(Stored items from a collection)
....................

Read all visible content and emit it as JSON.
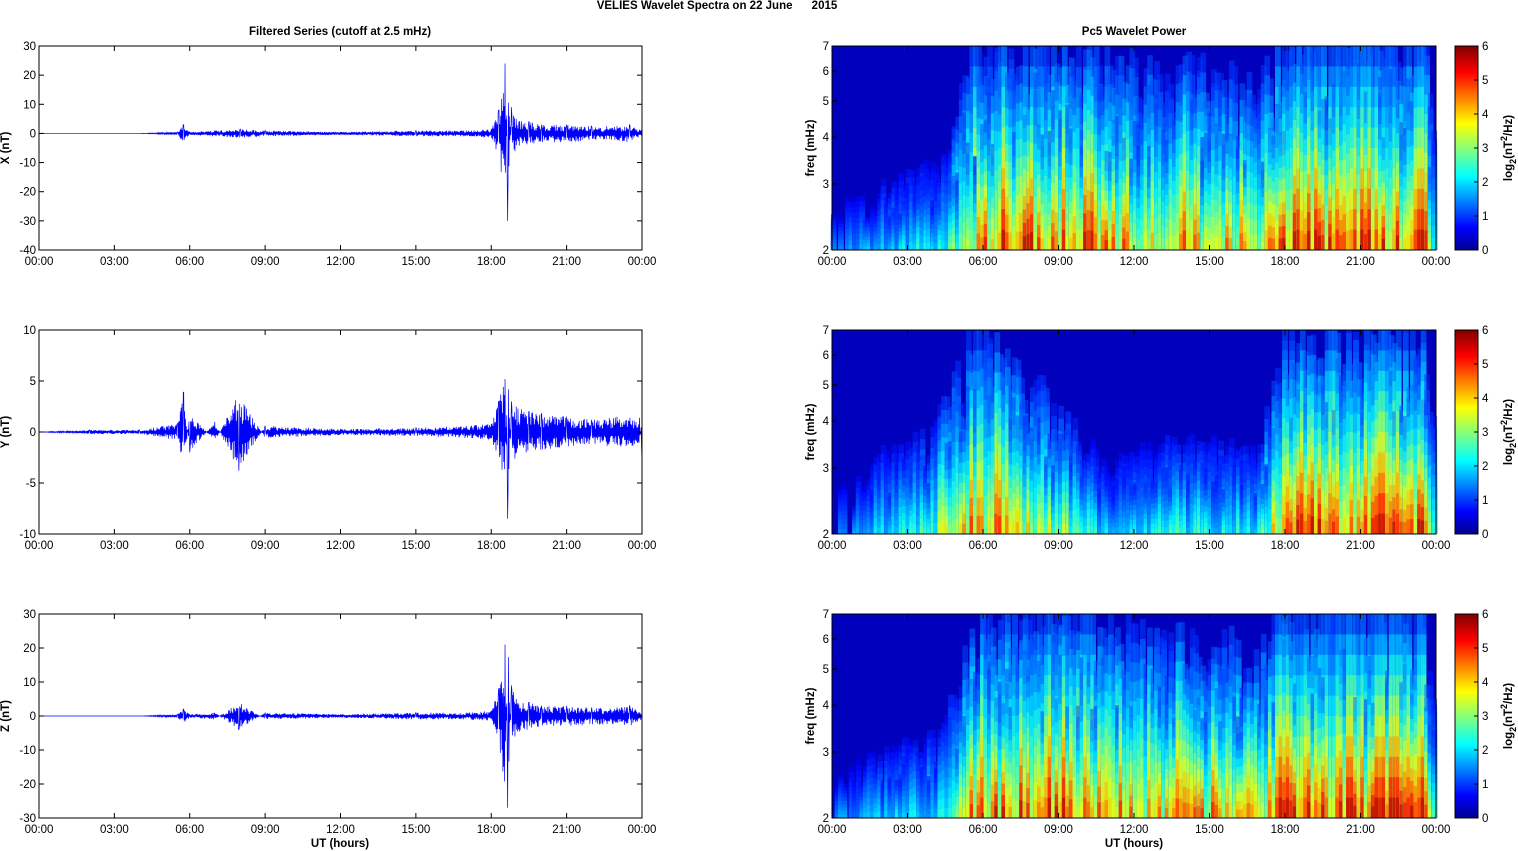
{
  "suptitle": "VELIES Wavelet Spectra on 22 June      2015",
  "left_title": "Filtered Series (cutoff at 2.5 mHz)",
  "right_title": "Pc5 Wavelet Power",
  "xlabel": "UT (hours)",
  "colorbar_label": "log2(nT2/Hz)",
  "colorbar_ticks": [
    "0",
    "1",
    "2",
    "3",
    "4",
    "5",
    "6"
  ],
  "freq_ticks": [
    "2",
    "3",
    "4",
    "5",
    "6",
    "7"
  ],
  "colormap": [
    "#00008f",
    "#0000ff",
    "#00ffff",
    "#ffff00",
    "#ff0000",
    "#800000"
  ],
  "line_color": "#0000ff",
  "chart_data": [
    {
      "type": "line",
      "component": "X",
      "ylabel": "X (nT)",
      "ylim": [
        -40,
        30
      ],
      "yticks": [
        "-40",
        "-30",
        "-20",
        "-10",
        "0",
        "10",
        "20",
        "30"
      ],
      "xticks": [
        "00:00",
        "03:00",
        "06:00",
        "09:00",
        "12:00",
        "15:00",
        "18:00",
        "21:00",
        "00:00"
      ],
      "xlim_hours": [
        0,
        24
      ],
      "series": [
        {
          "x": [
            0,
            2,
            4,
            5.5,
            5.75,
            6,
            7,
            8,
            9,
            12,
            15,
            17,
            18,
            18.3,
            18.55,
            18.65,
            18.8,
            19,
            19.5,
            20,
            21,
            22,
            23,
            23.5,
            24
          ],
          "y": [
            0,
            0,
            0,
            0.5,
            3,
            0.5,
            1,
            1.5,
            1,
            0.5,
            1,
            1,
            1.5,
            8,
            24,
            -30,
            9,
            5,
            4,
            3,
            3,
            2.5,
            2.5,
            3,
            1
          ]
        }
      ]
    },
    {
      "type": "line",
      "component": "Y",
      "ylabel": "Y (nT)",
      "ylim": [
        -10,
        10
      ],
      "yticks": [
        "-10",
        "-5",
        "0",
        "5",
        "10"
      ],
      "xticks": [
        "00:00",
        "03:00",
        "06:00",
        "09:00",
        "12:00",
        "15:00",
        "18:00",
        "21:00",
        "00:00"
      ],
      "xlim_hours": [
        0,
        24
      ],
      "series": [
        {
          "x": [
            0,
            2,
            4,
            5.5,
            5.75,
            6,
            7,
            7.95,
            9,
            12,
            15,
            17,
            18,
            18.3,
            18.55,
            18.65,
            18.8,
            19,
            19.5,
            20,
            21,
            22,
            23,
            23.9,
            24
          ],
          "y": [
            0,
            0.2,
            0.2,
            0.8,
            3.9,
            -2,
            1,
            -3.8,
            0.6,
            0.3,
            0.4,
            0.6,
            0.8,
            3,
            5.2,
            -8.5,
            3,
            2.5,
            2,
            1.8,
            1.5,
            1.2,
            1.5,
            1.4,
            -3
          ]
        }
      ]
    },
    {
      "type": "line",
      "component": "Z",
      "ylabel": "Z (nT)",
      "ylim": [
        -30,
        30
      ],
      "yticks": [
        "-30",
        "-20",
        "-10",
        "0",
        "10",
        "20",
        "30"
      ],
      "xticks": [
        "00:00",
        "03:00",
        "06:00",
        "09:00",
        "12:00",
        "15:00",
        "18:00",
        "21:00",
        "00:00"
      ],
      "xlim_hours": [
        0,
        24
      ],
      "series": [
        {
          "x": [
            0,
            2,
            4,
            5.5,
            5.75,
            6,
            7,
            7.95,
            9,
            12,
            15,
            17,
            18,
            18.3,
            18.55,
            18.65,
            18.8,
            19,
            19.5,
            20,
            21,
            22,
            23,
            23.5,
            24
          ],
          "y": [
            0,
            0,
            0,
            0.5,
            2,
            0.5,
            1,
            -4,
            1,
            0.5,
            1,
            1,
            1.5,
            8,
            21,
            -27,
            9,
            5,
            4,
            3,
            3,
            2.5,
            2.5,
            3,
            1
          ]
        }
      ]
    },
    {
      "type": "heatmap",
      "component": "X",
      "ylabel": "freq (mHz)",
      "y_scale": "log",
      "ylim_mHz": [
        2,
        7
      ],
      "clim": [
        0,
        6
      ],
      "xlim_hours": [
        0,
        24
      ],
      "activity_hours": [
        [
          0,
          0.2
        ],
        [
          4.5,
          0.4
        ],
        [
          5.5,
          0.8
        ],
        [
          7,
          0.95
        ],
        [
          9,
          0.95
        ],
        [
          13,
          0.75
        ],
        [
          15,
          0.8
        ],
        [
          17,
          0.7
        ],
        [
          18,
          1.0
        ],
        [
          23.5,
          1.0
        ],
        [
          24,
          0.4
        ]
      ]
    },
    {
      "type": "heatmap",
      "component": "Y",
      "ylabel": "freq (mHz)",
      "y_scale": "log",
      "ylim_mHz": [
        2,
        7
      ],
      "clim": [
        0,
        6
      ],
      "xlim_hours": [
        0,
        24
      ],
      "activity_hours": [
        [
          0,
          0.15
        ],
        [
          2,
          0.35
        ],
        [
          4,
          0.45
        ],
        [
          5.5,
          0.85
        ],
        [
          7,
          0.8
        ],
        [
          9,
          0.55
        ],
        [
          11,
          0.3
        ],
        [
          13,
          0.4
        ],
        [
          15,
          0.4
        ],
        [
          17,
          0.35
        ],
        [
          18,
          0.95
        ],
        [
          23.5,
          0.9
        ],
        [
          24,
          0.4
        ]
      ]
    },
    {
      "type": "heatmap",
      "component": "Z",
      "ylabel": "freq (mHz)",
      "y_scale": "log",
      "ylim_mHz": [
        2,
        7
      ],
      "clim": [
        0,
        6
      ],
      "xlim_hours": [
        0,
        24
      ],
      "activity_hours": [
        [
          0,
          0.2
        ],
        [
          4.5,
          0.4
        ],
        [
          5.5,
          0.8
        ],
        [
          7,
          0.95
        ],
        [
          9,
          0.95
        ],
        [
          13,
          0.75
        ],
        [
          15,
          0.8
        ],
        [
          17,
          0.7
        ],
        [
          18,
          1.0
        ],
        [
          23.5,
          1.0
        ],
        [
          24,
          0.4
        ]
      ]
    }
  ]
}
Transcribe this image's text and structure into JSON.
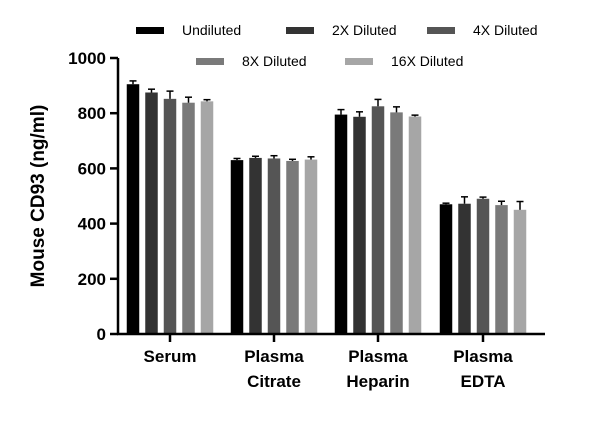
{
  "chart_data": {
    "type": "bar",
    "title": "",
    "xlabel": "",
    "ylabel": "Mouse CD93 (ng/ml)",
    "ylim": [
      0,
      1000
    ],
    "yticks": [
      0,
      200,
      400,
      600,
      800,
      1000
    ],
    "categories": [
      [
        "Serum"
      ],
      [
        "Plasma",
        "Citrate"
      ],
      [
        "Plasma",
        "Heparin"
      ],
      [
        "Plasma",
        "EDTA"
      ]
    ],
    "series": [
      {
        "name": "Undiluted",
        "color": "#000000",
        "values": [
          905,
          630,
          795,
          470
        ],
        "errors": [
          12,
          6,
          18,
          4
        ]
      },
      {
        "name": "2X Diluted",
        "color": "#333333",
        "values": [
          875,
          638,
          787,
          472
        ],
        "errors": [
          12,
          6,
          18,
          25
        ]
      },
      {
        "name": "4X Diluted",
        "color": "#555555",
        "values": [
          852,
          636,
          825,
          490
        ],
        "errors": [
          28,
          10,
          25,
          6
        ]
      },
      {
        "name": "8X Diluted",
        "color": "#7a7a7a",
        "values": [
          838,
          627,
          803,
          467
        ],
        "errors": [
          20,
          6,
          20,
          14
        ]
      },
      {
        "name": "16X Diluted",
        "color": "#a6a6a6",
        "values": [
          843,
          632,
          788,
          450
        ],
        "errors": [
          6,
          10,
          5,
          30
        ]
      }
    ],
    "legend": "top",
    "grid": false
  }
}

....................

**Given task**
What is the number of lines in the records above that include the word "name"? Reply with that number and nothing more.

**Task result**
5